◆ Set exercise
Pick out every line of the entries below where "file" occurs, and copy those lines.

Stored records
───

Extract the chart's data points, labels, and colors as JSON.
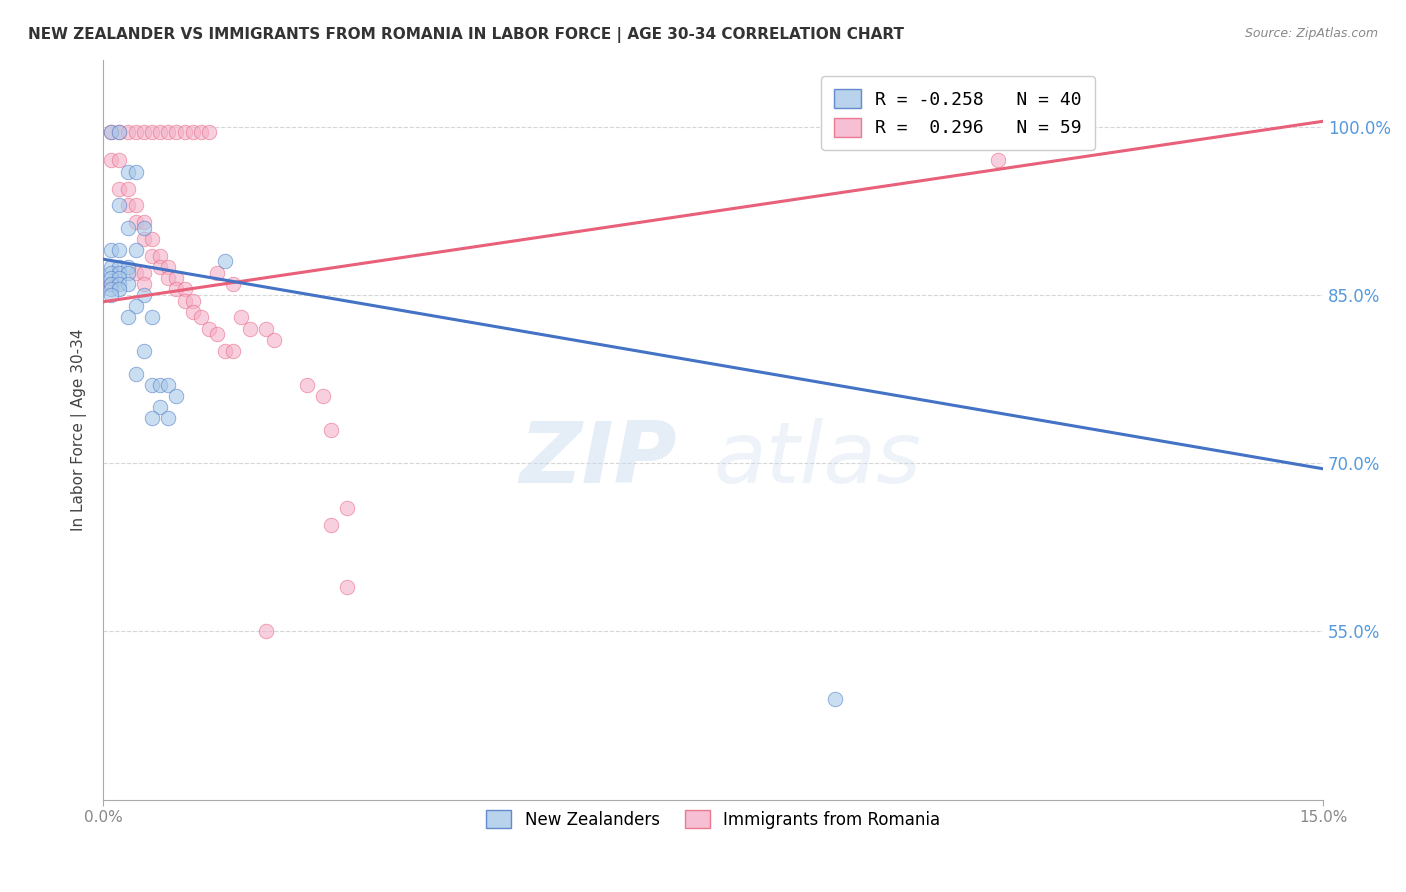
{
  "title": "NEW ZEALANDER VS IMMIGRANTS FROM ROMANIA IN LABOR FORCE | AGE 30-34 CORRELATION CHART",
  "source": "Source: ZipAtlas.com",
  "ylabel": "In Labor Force | Age 30-34",
  "x_min": 0.0,
  "x_max": 0.15,
  "y_min": 0.4,
  "y_max": 1.06,
  "ytick_labels": [
    "55.0%",
    "70.0%",
    "85.0%",
    "100.0%"
  ],
  "ytick_values": [
    0.55,
    0.7,
    0.85,
    1.0
  ],
  "xtick_labels": [
    "0.0%",
    "15.0%"
  ],
  "xtick_values": [
    0.0,
    0.15
  ],
  "blue_scatter": [
    [
      0.001,
      0.995
    ],
    [
      0.002,
      0.995
    ],
    [
      0.003,
      0.96
    ],
    [
      0.004,
      0.96
    ],
    [
      0.002,
      0.93
    ],
    [
      0.003,
      0.91
    ],
    [
      0.005,
      0.91
    ],
    [
      0.001,
      0.89
    ],
    [
      0.002,
      0.89
    ],
    [
      0.004,
      0.89
    ],
    [
      0.001,
      0.875
    ],
    [
      0.002,
      0.875
    ],
    [
      0.003,
      0.875
    ],
    [
      0.001,
      0.87
    ],
    [
      0.002,
      0.87
    ],
    [
      0.003,
      0.87
    ],
    [
      0.001,
      0.865
    ],
    [
      0.002,
      0.865
    ],
    [
      0.001,
      0.86
    ],
    [
      0.002,
      0.86
    ],
    [
      0.003,
      0.86
    ],
    [
      0.001,
      0.855
    ],
    [
      0.002,
      0.855
    ],
    [
      0.001,
      0.85
    ],
    [
      0.005,
      0.85
    ],
    [
      0.004,
      0.84
    ],
    [
      0.003,
      0.83
    ],
    [
      0.006,
      0.83
    ],
    [
      0.005,
      0.8
    ],
    [
      0.004,
      0.78
    ],
    [
      0.006,
      0.77
    ],
    [
      0.007,
      0.77
    ],
    [
      0.008,
      0.77
    ],
    [
      0.009,
      0.76
    ],
    [
      0.007,
      0.75
    ],
    [
      0.006,
      0.74
    ],
    [
      0.008,
      0.74
    ],
    [
      0.015,
      0.88
    ],
    [
      0.09,
      0.49
    ]
  ],
  "pink_scatter": [
    [
      0.001,
      0.995
    ],
    [
      0.002,
      0.995
    ],
    [
      0.003,
      0.995
    ],
    [
      0.004,
      0.995
    ],
    [
      0.005,
      0.995
    ],
    [
      0.006,
      0.995
    ],
    [
      0.007,
      0.995
    ],
    [
      0.008,
      0.995
    ],
    [
      0.009,
      0.995
    ],
    [
      0.01,
      0.995
    ],
    [
      0.011,
      0.995
    ],
    [
      0.012,
      0.995
    ],
    [
      0.013,
      0.995
    ],
    [
      0.001,
      0.97
    ],
    [
      0.002,
      0.97
    ],
    [
      0.002,
      0.945
    ],
    [
      0.003,
      0.945
    ],
    [
      0.003,
      0.93
    ],
    [
      0.004,
      0.93
    ],
    [
      0.004,
      0.915
    ],
    [
      0.005,
      0.915
    ],
    [
      0.005,
      0.9
    ],
    [
      0.006,
      0.9
    ],
    [
      0.006,
      0.885
    ],
    [
      0.007,
      0.885
    ],
    [
      0.007,
      0.875
    ],
    [
      0.008,
      0.875
    ],
    [
      0.008,
      0.865
    ],
    [
      0.009,
      0.865
    ],
    [
      0.009,
      0.855
    ],
    [
      0.01,
      0.855
    ],
    [
      0.01,
      0.845
    ],
    [
      0.011,
      0.845
    ],
    [
      0.011,
      0.835
    ],
    [
      0.012,
      0.83
    ],
    [
      0.013,
      0.82
    ],
    [
      0.014,
      0.815
    ],
    [
      0.015,
      0.8
    ],
    [
      0.016,
      0.8
    ],
    [
      0.004,
      0.87
    ],
    [
      0.005,
      0.87
    ],
    [
      0.014,
      0.87
    ],
    [
      0.016,
      0.86
    ],
    [
      0.017,
      0.83
    ],
    [
      0.018,
      0.82
    ],
    [
      0.02,
      0.82
    ],
    [
      0.021,
      0.81
    ],
    [
      0.025,
      0.77
    ],
    [
      0.027,
      0.76
    ],
    [
      0.028,
      0.73
    ],
    [
      0.03,
      0.66
    ],
    [
      0.028,
      0.645
    ],
    [
      0.02,
      0.55
    ],
    [
      0.11,
      0.97
    ],
    [
      0.03,
      0.59
    ],
    [
      0.005,
      0.86
    ],
    [
      0.001,
      0.86
    ]
  ],
  "blue_line": {
    "x": [
      0.0,
      0.15
    ],
    "y": [
      0.882,
      0.695
    ]
  },
  "pink_line": {
    "x": [
      0.0,
      0.15
    ],
    "y": [
      0.844,
      1.005
    ]
  },
  "blue_color": "#a8c8e8",
  "pink_color": "#f4b0c8",
  "blue_line_color": "#4472c4",
  "pink_line_color": "#e8607a",
  "watermark_zip": "ZIP",
  "watermark_atlas": "atlas",
  "background_color": "#ffffff",
  "grid_color": "#cccccc",
  "title_color": "#333333",
  "source_color": "#888888",
  "ylabel_color": "#444444",
  "tick_color": "#888888",
  "right_tick_color": "#5599dd"
}
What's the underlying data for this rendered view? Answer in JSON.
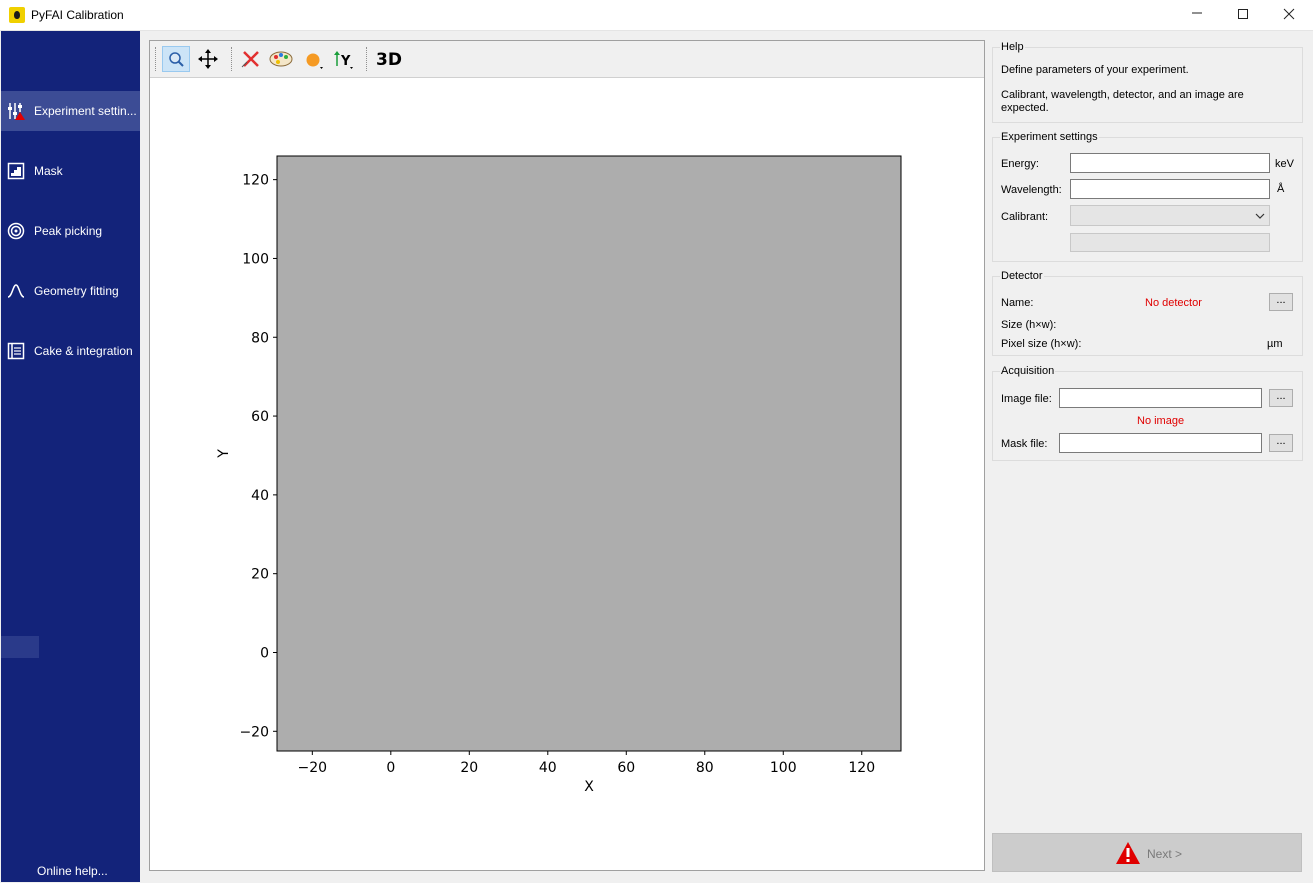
{
  "window": {
    "title": "PyFAI Calibration",
    "minimize_glyph": "—",
    "maximize_glyph": "☐",
    "close_glyph": "✕"
  },
  "sidebar": {
    "items": [
      {
        "label": "Experiment settin...",
        "icon": "sliders-warning-icon",
        "active": true
      },
      {
        "label": "Mask",
        "icon": "mask-icon",
        "active": false
      },
      {
        "label": "Peak picking",
        "icon": "rings-icon",
        "active": false
      },
      {
        "label": "Geometry fitting",
        "icon": "peak-curve-icon",
        "active": false
      },
      {
        "label": "Cake & integration",
        "icon": "integration-icon",
        "active": false
      }
    ],
    "online_help": "Online help..."
  },
  "toolbar": {
    "tools": [
      "zoom-icon",
      "pan-icon",
      "reset-zoom-icon",
      "colormap-icon",
      "marker-color-icon",
      "y-axis-direction-icon"
    ],
    "zoom_active": true,
    "three_d_label": "3D"
  },
  "plot": {
    "xlabel": "X",
    "ylabel": "Y",
    "xlim": [
      -29,
      130
    ],
    "ylim": [
      -25,
      126
    ],
    "xticks": [
      -20,
      0,
      20,
      40,
      60,
      80,
      100,
      120
    ],
    "yticks": [
      -20,
      0,
      20,
      40,
      60,
      80,
      100,
      120
    ],
    "image_color": "#adadad"
  },
  "help": {
    "title": "Help",
    "line1": "Define parameters of your experiment.",
    "line2": "Calibrant, wavelength, detector, and an image are",
    "line3": "expected."
  },
  "experiment": {
    "title": "Experiment settings",
    "energy_label": "Energy:",
    "energy_value": "",
    "energy_unit": "keV",
    "wavelength_label": "Wavelength:",
    "wavelength_value": "",
    "wavelength_unit": "Å",
    "calibrant_label": "Calibrant:",
    "calibrant_value": ""
  },
  "detector": {
    "title": "Detector",
    "name_label": "Name:",
    "name_value": "No detector",
    "size_label": "Size (h×w):",
    "pixel_label": "Pixel size (h×w):",
    "pixel_unit": "µm",
    "browse": "..."
  },
  "acquisition": {
    "title": "Acquisition",
    "image_label": "Image file:",
    "image_value": "",
    "image_status": "No image",
    "mask_label": "Mask file:",
    "mask_value": "",
    "browse": "..."
  },
  "next": {
    "label": "Next >"
  },
  "colors": {
    "sidebar_bg": "#13237a",
    "sidebar_active": "#3c4c95",
    "error_red": "#e00000"
  }
}
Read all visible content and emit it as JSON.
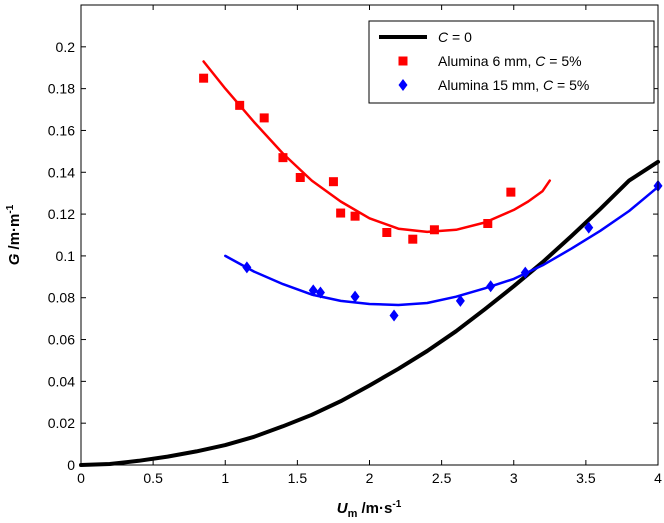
{
  "chart_data": {
    "type": "scatter",
    "xlabel": {
      "main": "U",
      "sub": "m",
      "units": "/m·s",
      "exp": "-1"
    },
    "ylabel": {
      "main": "G",
      "units": "/m·m",
      "exp": "-1"
    },
    "xlim": [
      0,
      4
    ],
    "ylim": [
      0,
      0.22
    ],
    "xticks": [
      0,
      0.5,
      1,
      1.5,
      2,
      2.5,
      3,
      3.5,
      4
    ],
    "xtick_labels": [
      "0",
      "0.5",
      "1",
      "1.5",
      "2",
      "2.5",
      "3",
      "3.5",
      "4"
    ],
    "yticks": [
      0,
      0.02,
      0.04,
      0.06,
      0.08,
      0.1,
      0.12,
      0.14,
      0.16,
      0.18,
      0.2
    ],
    "ytick_labels": [
      "0",
      "0.02",
      "0.04",
      "0.06",
      "0.08",
      "0.1",
      "0.12",
      "0.14",
      "0.16",
      "0.18",
      "0.2"
    ],
    "grid": false,
    "legend_position": "top-right",
    "legend": [
      {
        "parts": [
          {
            "t": "C",
            "i": true
          },
          {
            "t": " = 0",
            "i": false
          }
        ]
      },
      {
        "parts": [
          {
            "t": "Alumina 6 mm, ",
            "i": false
          },
          {
            "t": "C",
            "i": true
          },
          {
            "t": " = 5%",
            "i": false
          }
        ]
      },
      {
        "parts": [
          {
            "t": "Alumina 15 mm, ",
            "i": false
          },
          {
            "t": "C",
            "i": true
          },
          {
            "t": " = 5%",
            "i": false
          }
        ]
      }
    ],
    "series": [
      {
        "kind": "line",
        "color": "#000000",
        "x": [
          0,
          0.2,
          0.4,
          0.6,
          0.8,
          1.0,
          1.2,
          1.4,
          1.6,
          1.8,
          2.0,
          2.2,
          2.4,
          2.6,
          2.8,
          3.0,
          3.2,
          3.4,
          3.6,
          3.8,
          4.0
        ],
        "y": [
          0,
          0.0005,
          0.002,
          0.004,
          0.0065,
          0.0095,
          0.0135,
          0.0185,
          0.024,
          0.0305,
          0.038,
          0.046,
          0.0545,
          0.064,
          0.0745,
          0.0855,
          0.097,
          0.1095,
          0.1225,
          0.136,
          0.145
        ]
      },
      {
        "kind": "line",
        "color": "#ff0000",
        "x": [
          0.85,
          1.0,
          1.2,
          1.4,
          1.6,
          1.8,
          2.0,
          2.2,
          2.4,
          2.6,
          2.8,
          3.0,
          3.1,
          3.2,
          3.25
        ],
        "y": [
          0.193,
          0.18,
          0.164,
          0.149,
          0.136,
          0.126,
          0.118,
          0.113,
          0.1115,
          0.1125,
          0.116,
          0.122,
          0.126,
          0.131,
          0.136
        ]
      },
      {
        "kind": "points",
        "name": "Alumina 6 mm, C = 5%",
        "color": "#ff0000",
        "marker": "square",
        "x": [
          0.85,
          1.1,
          1.27,
          1.4,
          1.52,
          1.75,
          1.8,
          1.9,
          2.12,
          2.3,
          2.45,
          2.82,
          2.98
        ],
        "y": [
          0.185,
          0.172,
          0.166,
          0.147,
          0.1375,
          0.1355,
          0.1205,
          0.119,
          0.1112,
          0.108,
          0.1125,
          0.1155,
          0.1305
        ]
      },
      {
        "kind": "line",
        "color": "#0000ff",
        "x": [
          1.0,
          1.2,
          1.4,
          1.6,
          1.8,
          2.0,
          2.2,
          2.4,
          2.6,
          2.8,
          3.0,
          3.2,
          3.4,
          3.6,
          3.8,
          4.0
        ],
        "y": [
          0.1,
          0.0925,
          0.0865,
          0.0815,
          0.0785,
          0.077,
          0.0765,
          0.0775,
          0.0805,
          0.0845,
          0.089,
          0.0955,
          0.1035,
          0.112,
          0.1215,
          0.133
        ]
      },
      {
        "kind": "points",
        "name": "Alumina 15 mm, C = 5%",
        "color": "#0000ff",
        "marker": "diamond",
        "x": [
          1.15,
          1.61,
          1.66,
          1.9,
          2.17,
          2.63,
          2.84,
          3.08,
          3.52,
          4.0
        ],
        "y": [
          0.0945,
          0.0835,
          0.0825,
          0.0805,
          0.0715,
          0.0785,
          0.0855,
          0.092,
          0.1135,
          0.1335
        ]
      }
    ]
  }
}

───

◆ Solution for this problem
    "image_label": "Image file:",
    "mask_label": "Mask file:",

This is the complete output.